__DIRECTIONS__: Below is a listing. Gather each line of it that contains "type".

__LISTING__:
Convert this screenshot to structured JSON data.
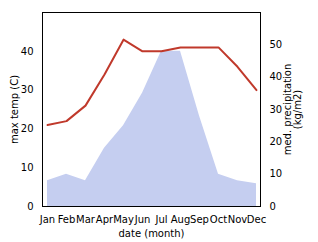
{
  "chart_data": {
    "type": "line",
    "categories": [
      "Jan",
      "Feb",
      "Mar",
      "Apr",
      "May",
      "Jun",
      "Jul",
      "Aug",
      "Sep",
      "Oct",
      "Nov",
      "Dec"
    ],
    "xlabel": "date (month)",
    "ylabel": "max temp (C)",
    "y2label": "med. precipitation\n(kg/m2)",
    "ylim": [
      0,
      50
    ],
    "yticks": [
      0,
      10,
      20,
      30,
      40
    ],
    "y2lim": [
      0,
      60
    ],
    "y2ticks": [
      0,
      10,
      20,
      30,
      40,
      50
    ],
    "grid": false,
    "series": [
      {
        "type": "area",
        "axis": "y2",
        "color": "#c5cef0",
        "values": [
          8,
          10,
          8,
          18,
          25,
          35,
          48,
          48,
          28,
          10,
          8,
          7
        ]
      },
      {
        "type": "line",
        "color": "#c0392b",
        "values": [
          21,
          22,
          26,
          34,
          43,
          40,
          40,
          41,
          41,
          41,
          36,
          30
        ]
      }
    ]
  }
}
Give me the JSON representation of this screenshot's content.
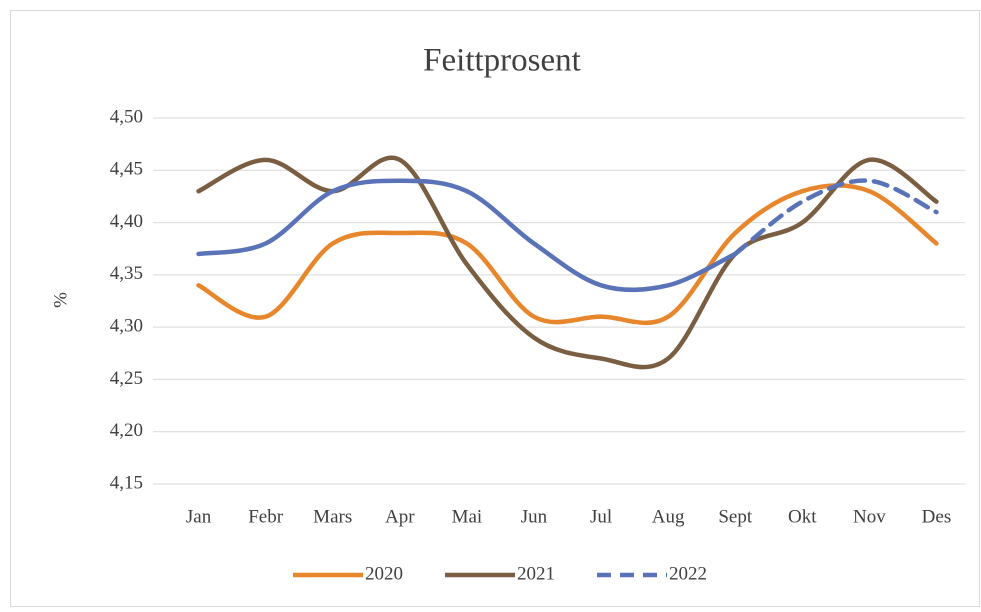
{
  "chart_data": {
    "type": "line",
    "title": "Feittprosent",
    "y_label": "%",
    "categories": [
      "Jan",
      "Febr",
      "Mars",
      "Apr",
      "Mai",
      "Jun",
      "Jul",
      "Aug",
      "Sept",
      "Okt",
      "Nov",
      "Des"
    ],
    "series": [
      {
        "name": "2020",
        "color": "#e8862c",
        "values": [
          4.34,
          4.31,
          4.38,
          4.39,
          4.38,
          4.31,
          4.31,
          4.31,
          4.39,
          4.43,
          4.43,
          4.38
        ]
      },
      {
        "name": "2021",
        "color": "#7a5e42",
        "values": [
          4.43,
          4.46,
          4.43,
          4.46,
          4.36,
          4.29,
          4.27,
          4.27,
          4.37,
          4.4,
          4.46,
          4.42
        ]
      },
      {
        "name": "2022",
        "color": "#5a73b8",
        "values": [
          4.37,
          4.38,
          4.43,
          4.44,
          4.43,
          4.38,
          4.34,
          4.34,
          4.37,
          4.42,
          4.44,
          4.41
        ],
        "dashed_from": 8,
        "legend_dashed": true
      }
    ],
    "ylim": [
      4.15,
      4.5
    ],
    "yticks": [
      {
        "value": 4.15,
        "label": "4,15"
      },
      {
        "value": 4.2,
        "label": "4,20"
      },
      {
        "value": 4.25,
        "label": "4,25"
      },
      {
        "value": 4.3,
        "label": "4,30"
      },
      {
        "value": 4.35,
        "label": "4,35"
      },
      {
        "value": 4.4,
        "label": "4,40"
      },
      {
        "value": 4.45,
        "label": "4,45"
      },
      {
        "value": 4.5,
        "label": "4,50"
      }
    ],
    "grid": true,
    "smooth": true,
    "legend": "bottom"
  }
}
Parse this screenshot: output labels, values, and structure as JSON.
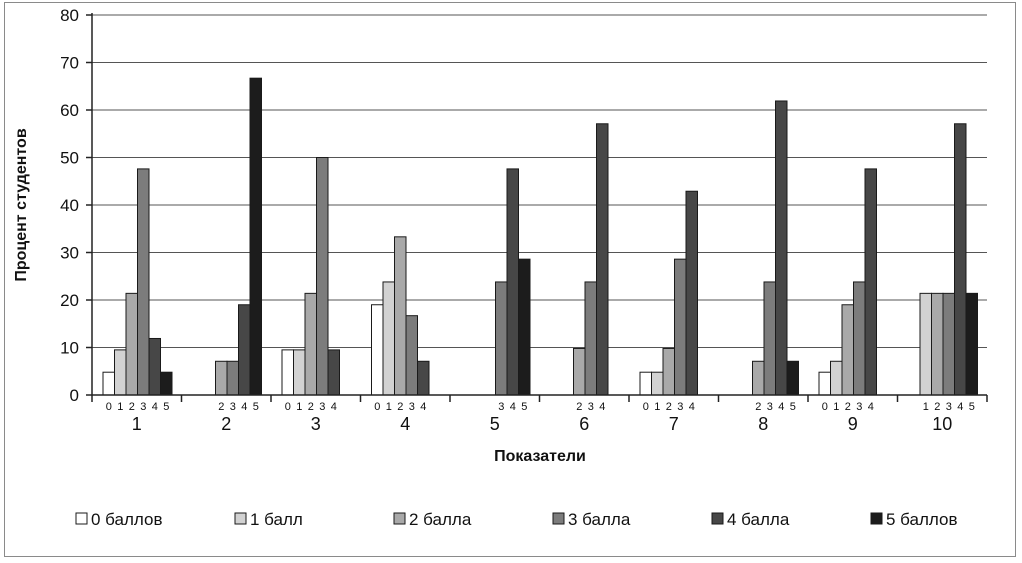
{
  "chart_data": {
    "type": "bar",
    "title": "",
    "xlabel": "Показатели",
    "ylabel": "Процент студентов",
    "ylim": [
      0,
      80
    ],
    "yticks": [
      "0",
      "10",
      "20",
      "30",
      "40",
      "50",
      "60",
      "70",
      "80"
    ],
    "categories": [
      "1",
      "2",
      "3",
      "4",
      "5",
      "6",
      "7",
      "8",
      "9",
      "10"
    ],
    "grid": true,
    "legend_position": "bottom",
    "series": [
      {
        "name": "0 баллов",
        "key": "0",
        "color": "#ffffff",
        "values": [
          4.8,
          0,
          9.5,
          19,
          0,
          0,
          4.8,
          0,
          4.8,
          0
        ]
      },
      {
        "name": "1 балл",
        "key": "1",
        "color": "#d2d2d2",
        "values": [
          9.5,
          0,
          9.5,
          23.8,
          0,
          0,
          4.8,
          0,
          7.1,
          21.4
        ]
      },
      {
        "name": "2 балла",
        "key": "2",
        "color": "#a9a9a9",
        "values": [
          21.4,
          7.1,
          21.4,
          33.3,
          0,
          9.8,
          9.8,
          7.1,
          19,
          21.4
        ]
      },
      {
        "name": "3 балла",
        "key": "3",
        "color": "#7c7c7c",
        "values": [
          47.6,
          7.1,
          50,
          16.7,
          23.8,
          23.8,
          28.6,
          23.8,
          23.8,
          21.4
        ]
      },
      {
        "name": "4 балла",
        "key": "4",
        "color": "#474747",
        "values": [
          11.9,
          19,
          9.5,
          7.1,
          47.6,
          57.1,
          42.9,
          61.9,
          47.6,
          57.1
        ]
      },
      {
        "name": "5 баллов",
        "key": "5",
        "color": "#1c1c1c",
        "values": [
          4.8,
          66.7,
          0,
          0,
          28.6,
          0,
          0,
          7.1,
          0,
          21.4
        ]
      }
    ]
  }
}
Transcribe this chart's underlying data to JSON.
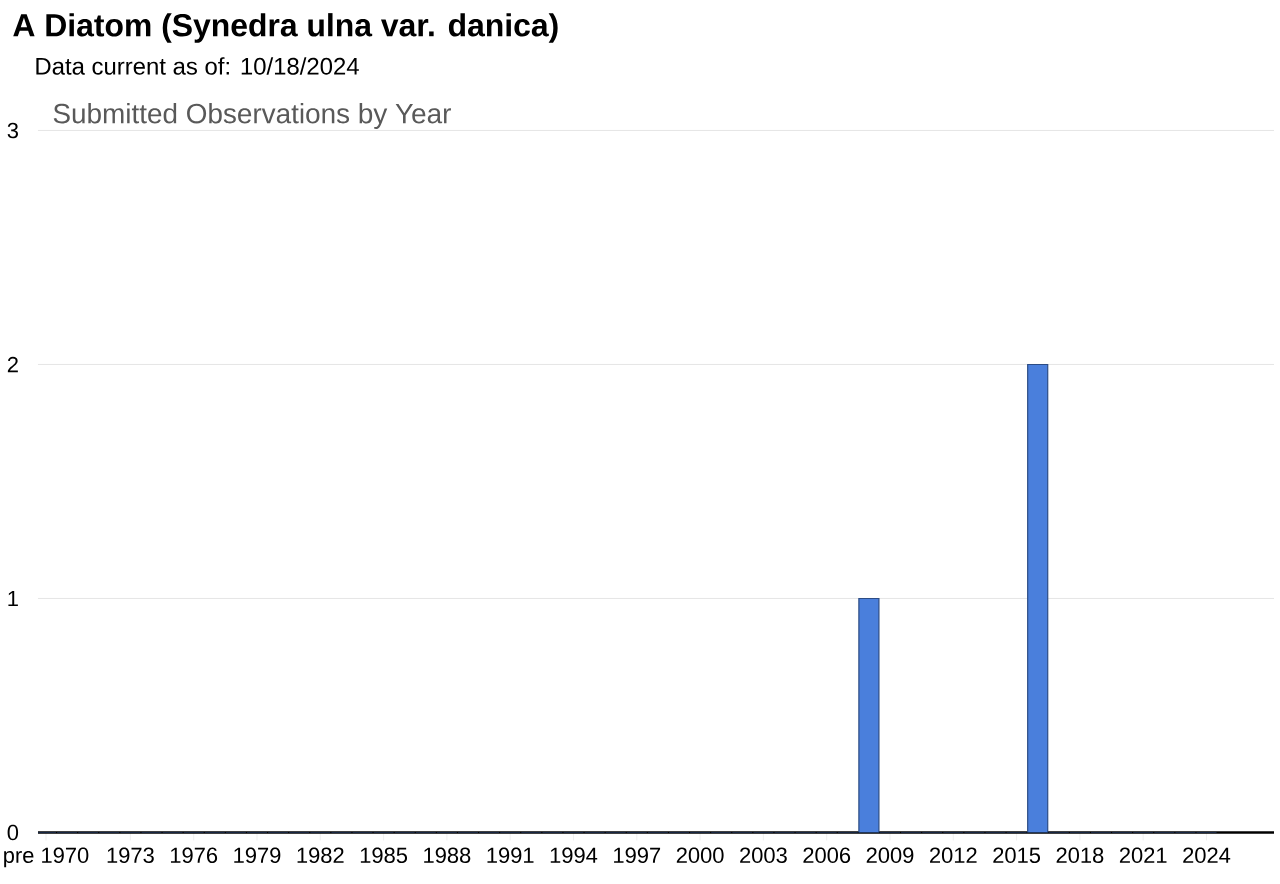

__FULL SOLUTION__:
    "type": "line",
        "type": "area",
        "type": "line",
    "type": "line",
    "type": "bar",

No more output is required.